(Dataset entries on figures)
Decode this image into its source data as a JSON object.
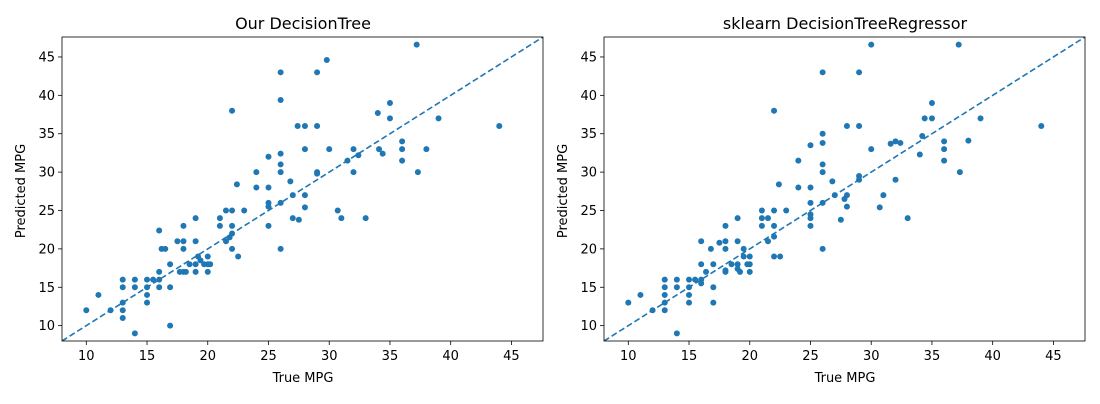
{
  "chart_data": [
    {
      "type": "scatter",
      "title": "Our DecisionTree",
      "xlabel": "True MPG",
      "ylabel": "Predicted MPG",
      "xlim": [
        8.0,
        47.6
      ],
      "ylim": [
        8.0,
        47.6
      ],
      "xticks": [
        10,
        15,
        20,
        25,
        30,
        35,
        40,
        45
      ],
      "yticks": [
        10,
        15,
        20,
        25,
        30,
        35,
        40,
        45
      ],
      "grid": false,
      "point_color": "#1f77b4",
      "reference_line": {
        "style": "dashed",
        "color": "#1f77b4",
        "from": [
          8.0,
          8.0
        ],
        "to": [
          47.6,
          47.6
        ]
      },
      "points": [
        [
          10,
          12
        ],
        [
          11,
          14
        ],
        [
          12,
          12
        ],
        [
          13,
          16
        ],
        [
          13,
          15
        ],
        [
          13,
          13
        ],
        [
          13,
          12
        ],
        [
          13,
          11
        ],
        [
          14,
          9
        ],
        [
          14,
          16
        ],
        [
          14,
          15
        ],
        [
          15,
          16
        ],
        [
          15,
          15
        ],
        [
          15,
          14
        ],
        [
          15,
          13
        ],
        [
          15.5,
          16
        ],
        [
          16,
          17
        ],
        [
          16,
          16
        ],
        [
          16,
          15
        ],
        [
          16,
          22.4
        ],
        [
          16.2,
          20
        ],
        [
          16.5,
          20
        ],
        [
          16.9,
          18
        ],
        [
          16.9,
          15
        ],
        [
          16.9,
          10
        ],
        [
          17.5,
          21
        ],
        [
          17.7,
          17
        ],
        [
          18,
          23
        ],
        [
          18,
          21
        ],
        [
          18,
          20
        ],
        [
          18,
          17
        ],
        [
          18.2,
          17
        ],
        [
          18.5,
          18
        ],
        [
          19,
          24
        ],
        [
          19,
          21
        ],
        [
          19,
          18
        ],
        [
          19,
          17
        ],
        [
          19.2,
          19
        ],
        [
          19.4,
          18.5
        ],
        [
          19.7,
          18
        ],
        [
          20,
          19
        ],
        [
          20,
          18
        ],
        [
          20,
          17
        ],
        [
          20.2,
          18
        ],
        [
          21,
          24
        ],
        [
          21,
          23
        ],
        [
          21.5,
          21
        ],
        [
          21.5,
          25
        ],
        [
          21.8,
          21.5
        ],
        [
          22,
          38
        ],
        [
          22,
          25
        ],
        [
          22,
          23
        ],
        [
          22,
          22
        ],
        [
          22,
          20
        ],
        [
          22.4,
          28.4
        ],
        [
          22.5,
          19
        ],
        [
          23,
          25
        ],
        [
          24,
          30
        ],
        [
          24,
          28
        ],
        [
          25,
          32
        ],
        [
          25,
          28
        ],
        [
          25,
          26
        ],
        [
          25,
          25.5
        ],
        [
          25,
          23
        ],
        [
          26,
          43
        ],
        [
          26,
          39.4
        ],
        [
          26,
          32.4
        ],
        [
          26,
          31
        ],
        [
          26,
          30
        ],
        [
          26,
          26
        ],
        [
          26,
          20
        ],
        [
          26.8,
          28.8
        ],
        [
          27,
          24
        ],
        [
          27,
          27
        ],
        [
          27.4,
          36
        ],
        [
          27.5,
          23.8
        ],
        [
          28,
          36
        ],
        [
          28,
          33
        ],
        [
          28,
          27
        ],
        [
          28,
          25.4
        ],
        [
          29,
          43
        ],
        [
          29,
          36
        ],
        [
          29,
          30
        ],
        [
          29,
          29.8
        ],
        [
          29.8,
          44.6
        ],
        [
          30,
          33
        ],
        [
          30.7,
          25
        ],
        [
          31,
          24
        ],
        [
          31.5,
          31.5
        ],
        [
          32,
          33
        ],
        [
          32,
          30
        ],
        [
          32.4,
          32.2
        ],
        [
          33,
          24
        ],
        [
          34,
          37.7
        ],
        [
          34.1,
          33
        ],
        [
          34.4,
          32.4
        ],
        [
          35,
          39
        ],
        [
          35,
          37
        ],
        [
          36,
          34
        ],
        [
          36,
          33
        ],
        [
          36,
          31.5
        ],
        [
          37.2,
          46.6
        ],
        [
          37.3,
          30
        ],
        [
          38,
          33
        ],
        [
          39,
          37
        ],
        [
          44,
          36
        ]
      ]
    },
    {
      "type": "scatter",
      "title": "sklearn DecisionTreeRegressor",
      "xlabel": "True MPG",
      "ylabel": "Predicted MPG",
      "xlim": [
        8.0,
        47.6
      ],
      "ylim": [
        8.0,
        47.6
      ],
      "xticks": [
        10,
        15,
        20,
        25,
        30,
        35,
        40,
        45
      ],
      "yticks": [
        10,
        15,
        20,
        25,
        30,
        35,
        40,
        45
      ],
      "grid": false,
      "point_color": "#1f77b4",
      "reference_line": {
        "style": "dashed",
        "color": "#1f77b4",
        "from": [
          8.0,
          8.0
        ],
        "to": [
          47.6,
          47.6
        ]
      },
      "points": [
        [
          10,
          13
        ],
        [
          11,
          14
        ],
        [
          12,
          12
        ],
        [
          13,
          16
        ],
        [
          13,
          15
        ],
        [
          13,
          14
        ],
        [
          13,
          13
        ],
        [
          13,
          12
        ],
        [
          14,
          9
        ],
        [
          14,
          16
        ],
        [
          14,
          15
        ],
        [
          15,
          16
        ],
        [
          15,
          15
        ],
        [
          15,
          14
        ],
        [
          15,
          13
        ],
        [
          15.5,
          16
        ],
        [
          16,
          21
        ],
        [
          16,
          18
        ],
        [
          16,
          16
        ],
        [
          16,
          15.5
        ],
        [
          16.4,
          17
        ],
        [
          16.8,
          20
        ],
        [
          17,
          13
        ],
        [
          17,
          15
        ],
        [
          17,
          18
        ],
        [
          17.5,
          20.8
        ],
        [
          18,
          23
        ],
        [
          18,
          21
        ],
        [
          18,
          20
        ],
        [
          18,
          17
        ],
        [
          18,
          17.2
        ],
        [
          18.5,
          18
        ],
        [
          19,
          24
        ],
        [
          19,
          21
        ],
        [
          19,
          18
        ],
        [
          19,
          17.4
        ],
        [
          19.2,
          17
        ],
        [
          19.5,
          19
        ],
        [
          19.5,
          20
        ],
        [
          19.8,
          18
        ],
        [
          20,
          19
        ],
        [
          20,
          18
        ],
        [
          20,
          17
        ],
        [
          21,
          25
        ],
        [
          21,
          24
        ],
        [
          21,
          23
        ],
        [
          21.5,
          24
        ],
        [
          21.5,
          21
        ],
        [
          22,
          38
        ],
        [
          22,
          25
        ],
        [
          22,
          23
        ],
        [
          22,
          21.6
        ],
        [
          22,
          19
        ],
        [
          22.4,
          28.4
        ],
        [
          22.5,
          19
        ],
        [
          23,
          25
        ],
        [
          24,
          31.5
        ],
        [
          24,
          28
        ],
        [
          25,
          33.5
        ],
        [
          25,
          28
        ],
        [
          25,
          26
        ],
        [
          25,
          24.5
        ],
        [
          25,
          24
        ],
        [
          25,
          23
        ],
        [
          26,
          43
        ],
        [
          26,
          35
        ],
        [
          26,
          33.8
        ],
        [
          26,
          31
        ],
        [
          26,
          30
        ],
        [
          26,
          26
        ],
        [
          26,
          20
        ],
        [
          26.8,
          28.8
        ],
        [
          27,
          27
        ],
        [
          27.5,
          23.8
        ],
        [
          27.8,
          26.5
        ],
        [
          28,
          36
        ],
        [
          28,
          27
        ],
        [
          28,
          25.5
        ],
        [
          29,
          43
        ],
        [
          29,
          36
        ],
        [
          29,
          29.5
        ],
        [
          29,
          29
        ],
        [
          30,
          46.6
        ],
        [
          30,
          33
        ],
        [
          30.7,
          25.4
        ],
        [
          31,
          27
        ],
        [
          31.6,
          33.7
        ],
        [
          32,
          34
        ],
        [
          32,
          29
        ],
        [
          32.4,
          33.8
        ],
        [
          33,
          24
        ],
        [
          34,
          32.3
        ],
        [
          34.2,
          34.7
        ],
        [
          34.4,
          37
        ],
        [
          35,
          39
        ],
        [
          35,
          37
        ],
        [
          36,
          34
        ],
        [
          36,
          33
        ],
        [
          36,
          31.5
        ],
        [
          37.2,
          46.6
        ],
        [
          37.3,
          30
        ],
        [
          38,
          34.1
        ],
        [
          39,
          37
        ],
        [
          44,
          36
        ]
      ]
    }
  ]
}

**Exercise details**
Pick out each line that holds the string "title".

**Solution**
      "title": "Our DecisionTree",
      "title": "sklearn DecisionTreeRegressor",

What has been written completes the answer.